* **Written request**: From the records below, give the number of lines that contain the string "Steenbergen", without any other text.

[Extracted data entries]
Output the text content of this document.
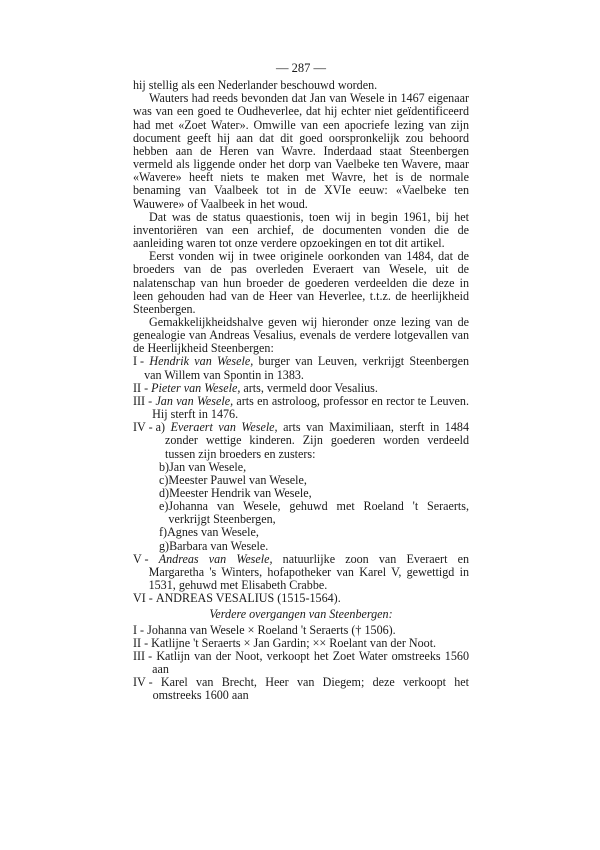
— 287 —

hij stellig als een Nederlander beschouwd worden.

Wauters had reeds bevonden dat Jan van Wesele in 1467 eigenaar was van een goed te Oudheverlee, dat hij echter niet geïdentificeerd had met «Zoet Water». Omwille van een apocriefe lezing van zijn document geeft hij aan dat dit goed oorspronkelijk zou behoord hebben aan de Heren van Wavre. Inderdaad staat Steenbergen vermeld als liggende onder het dorp van Vaelbeke ten Wavere, maar «Wavere» heeft niets te maken met Wavre, het is de normale benaming van Vaalbeek tot in de XVIe eeuw: «Vaelbeke ten Wauwere» of Vaalbeek in het woud.

Dat was de status quaestionis, toen wij in begin 1961, bij het inventoriëren van een archief, de documenten vonden die de aanleiding waren tot onze verdere opzoekingen en tot dit artikel.

Eerst vonden wij in twee originele oorkonden van 1484, dat de broeders van de pas overleden Everaert van Wesele, uit de nalatenschap van hun broeder de goederen verdeelden die deze in leen gehouden had van de Heer van Heverlee, t.t.z. de heerlijkheid Steenbergen.

Gemakkelijkheidshalve geven wij hieronder onze lezing van de genealogie van Andreas Vesalius, evenals de verdere lotgevallen van de Heerlijkheid Steenbergen:

I - Hendrik van Wesele, burger van Leuven, verkrijgt Steenbergen van Willem van Spontin in 1383.
II - Pieter van Wesele, arts, vermeld door Vesalius.
III - Jan van Wesele, arts en astroloog, professor en rector te Leuven. Hij sterft in 1476.
IV - a) Everaert van Wesele, arts van Maximiliaan, sterft in 1484 zonder wettige kinderen. Zijn goederen worden verdeeld tussen zijn broeders en zusters:
b) Jan van Wesele,
c) Meester Pauwel van Wesele,
d) Meester Hendrik van Wesele,
e) Johanna van Wesele, gehuwd met Roeland 't Seraerts, verkrijgt Steenbergen,
f) Agnes van Wesele,
g) Barbara van Wesele.
V - Andreas van Wesele, natuurlijke zoon van Everaert en Margaretha 's Winters, hofapotheker van Karel V, gewettigd in 1531, gehuwd met Elisabeth Crabbe.
VI - ANDREAS VESALIUS (1515-1564).
Verdere overgangen van Steenbergen:
I - Johanna van Wesele × Roeland 't Seraerts († 1506).
II - Katlijne 't Seraerts × Jan Gardin; ×× Roelant van der Noot.
III - Katlijn van der Noot, verkoopt het Zoet Water omstreeks 1560 aan
IV - Karel van Brecht, Heer van Diegem; deze verkoopt het omstreeks 1600 aan
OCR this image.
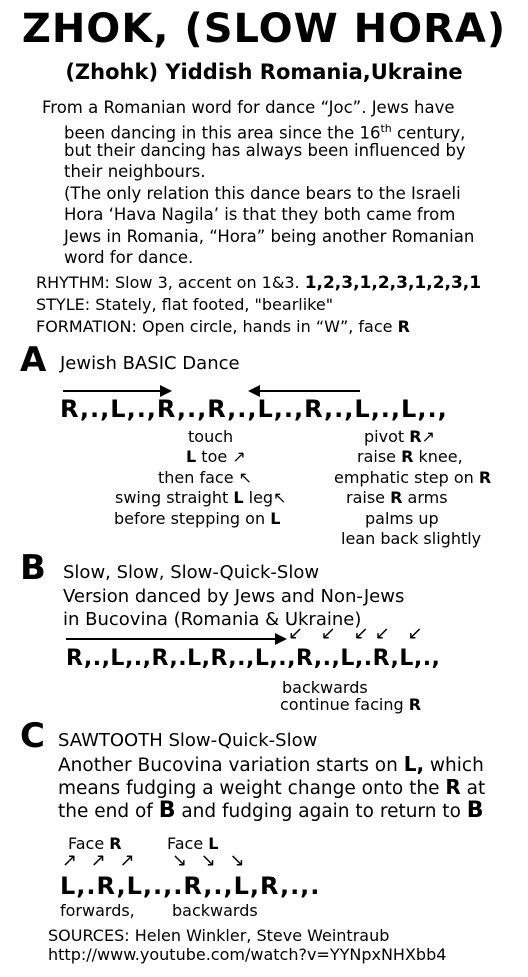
ZHOK, (SLOW HORA)
(Zhohk) Yiddish Romania,Ukraine
From a Romanian word for dance “Joc”. Jews have
been dancing in this area since the 16th century,
but their dancing has always been influenced by
their neighbours.
(The only relation this dance bears to the Israeli
Hora ‘Hava Nagila’ is that they both came from
Jews in Romania, “Hora” being another Romanian
word for dance.
RHYTHM: Slow 3, accent on 1&3. 1,2,3,1,2,3,1,2,3,1
STYLE: Stately, flat footed, "bearlike"
FORMATION: Open circle, hands in “W”, face R
A Jewish BASIC Dance
R,.,L,.,R,.,R,.,L,.,R,.,L,.,L,.,
touch
L toe ↗
then face ↖
swing straight L leg↖
before stepping on L
pivot R↗
raise R knee,
emphatic step on R
raise R arms
palms up
lean back slightly
B Slow, Slow, Slow-Quick-Slow
Version danced by Jews and Non-Jews
in Bucovina (Romania & Ukraine)
↙ ↙ ↙↙ ↙
R,.,L,.,R,.L,R,.,L,.,R,.,L,.R,L,.,
backwards
continue facing R
C SAWTOOTH Slow-Quick-Slow
Another Bucovina variation starts on L, which
means fudging a weight change onto the R at
the end of B and fudging again to return to B
Face R	Face L
↗ ↗ ↗ ↘ ↘ ↘
L,.R,L,.,.R,.,L,R,.,.
forwards, backwards
SOURCES: Helen Winkler, Steve Weintraub
http://www.youtube.com/watch?v=YYNpxNHXbb4
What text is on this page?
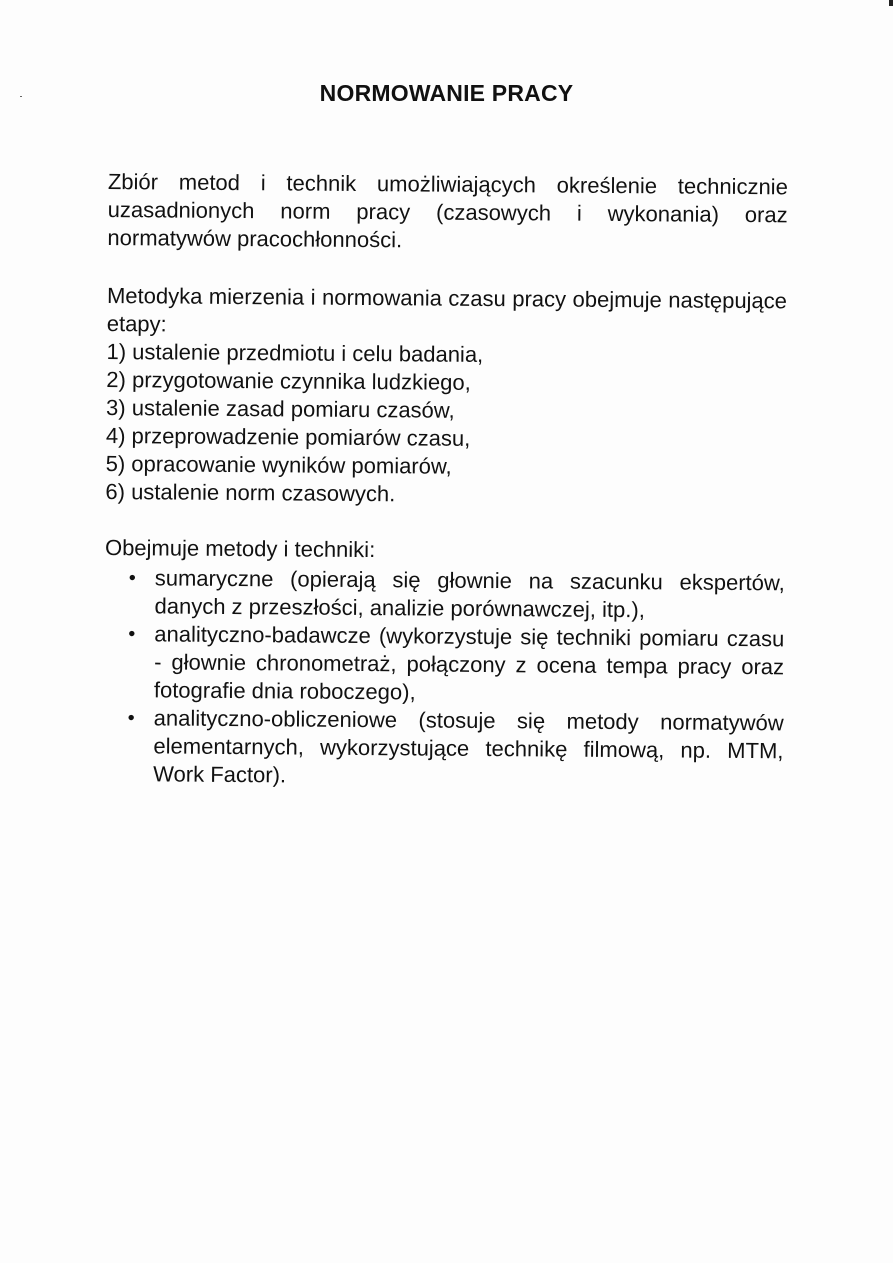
NORMOWANIE PRACY

Zbiór metod i technik umożliwiających określenie technicznie uzasadnionych norm pracy (czasowych i wykonania) oraz normatywów pracochłonności.

Metodyka mierzenia i normowania czasu pracy obejmuje następujące etapy:

1) ustalenie przedmiotu i celu badania,
2) przygotowanie czynnika ludzkiego,
3) ustalenie zasad pomiaru czasów,
4) przeprowadzenie pomiarów czasu,
5) opracowanie wyników pomiarów,
6) ustalenie norm czasowych.

Obejmuje metody i techniki:

• sumaryczne (opierają się głownie na szacunku ekspertów, danych z przeszłości, analizie porównawczej, itp.),
• analityczno-badawcze (wykorzystuje się techniki pomiaru czasu - głownie chronometraż, połączony z ocena tempa pracy oraz fotografie dnia roboczego),
• analityczno-obliczeniowe (stosuje się metody normatywów elementarnych, wykorzystujące technikę filmową, np. MTM, Work Factor).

* **Response to this exercise**: 6